## JOB
Report the total number of lines that include the string "Поиск", without any other text.

Data entries:
============================================================

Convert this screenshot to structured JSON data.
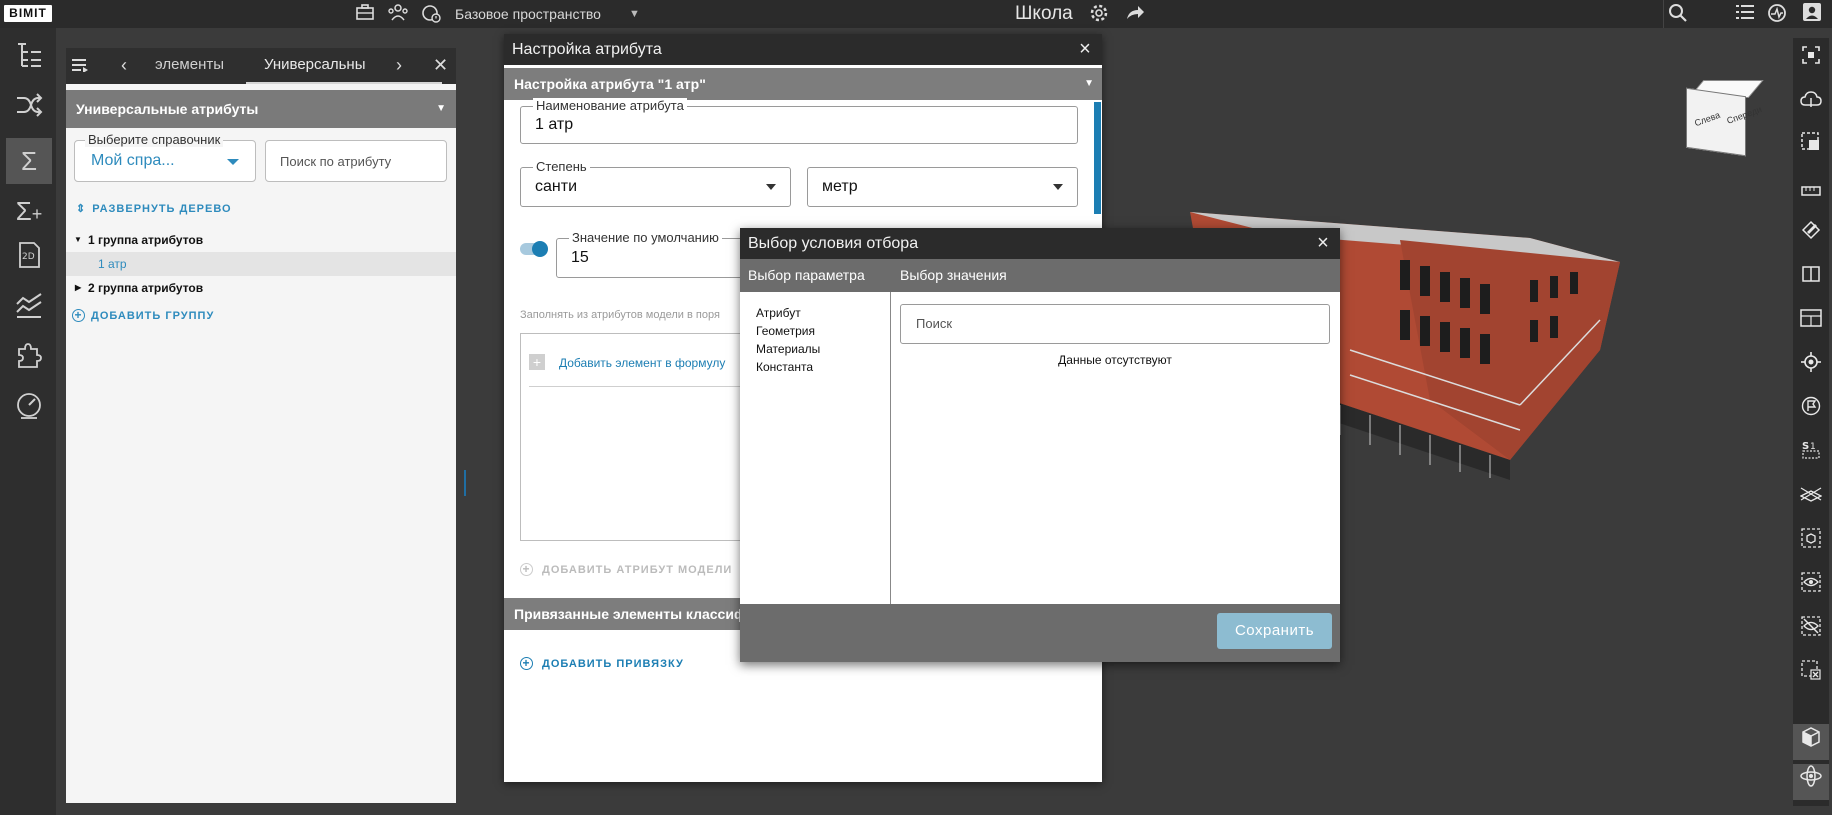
{
  "topbar": {
    "logo": "BIMIT",
    "space": "Базовое пространство",
    "project_title": "Школа",
    "icons": [
      "briefcase-icon",
      "team-icon",
      "clock-shield-icon",
      "gear-icon",
      "share-icon",
      "search-icon",
      "list-icon",
      "activity-icon",
      "user-icon"
    ]
  },
  "left_rail": {
    "tools": [
      "tree-icon",
      "shuffle-icon",
      "sigma-icon",
      "sigma-plus-icon",
      "2d-icon",
      "chart-icon",
      "puzzle-icon",
      "gauge-icon"
    ],
    "active": "sigma-icon",
    "help": "?"
  },
  "left_panel": {
    "tabs": [
      "элементы",
      "Универсальны"
    ],
    "active_tab": "Универсальны",
    "header": "Универсальные атрибуты",
    "dictionary": {
      "label": "Выберите справочник",
      "value": "Мой спра..."
    },
    "search": {
      "placeholder": "Поиск по атрибуту"
    },
    "expand_tree": "РАЗВЕРНУТЬ ДЕРЕВО",
    "tree": [
      {
        "label": "1 группа атрибутов",
        "expanded": true
      },
      {
        "label": "1 атр",
        "selected": true
      },
      {
        "label": "2 группа атрибутов",
        "expanded": false
      }
    ],
    "add_group": "ДОБАВИТЬ ГРУППУ"
  },
  "attr_dialog": {
    "title": "Настройка атрибута",
    "subtitle": "Настройка атрибута \"1 атр\"",
    "name_field": {
      "label": "Наименование атрибута",
      "value": "1 атр"
    },
    "degree_field": {
      "label": "Степень",
      "value": "санти"
    },
    "unit_field": {
      "value": "метр"
    },
    "default_field": {
      "label": "Значение по умолчанию",
      "value": "15"
    },
    "hint": "Заполнять из атрибутов модели в поря",
    "add_formula_element": "Добавить элемент в формулу",
    "add_model_attr": "ДОБАВИТЬ АТРИБУТ МОДЕЛИ",
    "bound_header": "Привязанные элементы классифи",
    "add_binding": "ДОБАВИТЬ ПРИВЯЗКУ"
  },
  "filter_dialog": {
    "title": "Выбор условия отбора",
    "col_param": "Выбор параметра",
    "col_value": "Выбор значения",
    "params": [
      "Атрибут",
      "Геометрия",
      "Материалы",
      "Константа"
    ],
    "search_placeholder": "Поиск",
    "empty_text": "Данные отсутствуют",
    "save": "Сохранить"
  },
  "right_rail": {
    "tools": [
      "focus-icon",
      "cloud-icon",
      "select-box-icon",
      "ruler-icon",
      "section-icon",
      "split-view-icon",
      "plan-icon",
      "locate-icon",
      "flag-icon",
      "stats-icon",
      "level-icon",
      "cube-outline-icon",
      "eye-icon",
      "eye-off-icon",
      "box-close-icon",
      "solid-cube-icon",
      "orbit-icon"
    ],
    "active": [
      "solid-cube-icon",
      "orbit-icon"
    ]
  },
  "viewport": {
    "cube_faces": [
      "Слева",
      "Спереди"
    ]
  }
}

============================================================

## FINAL RESULT
2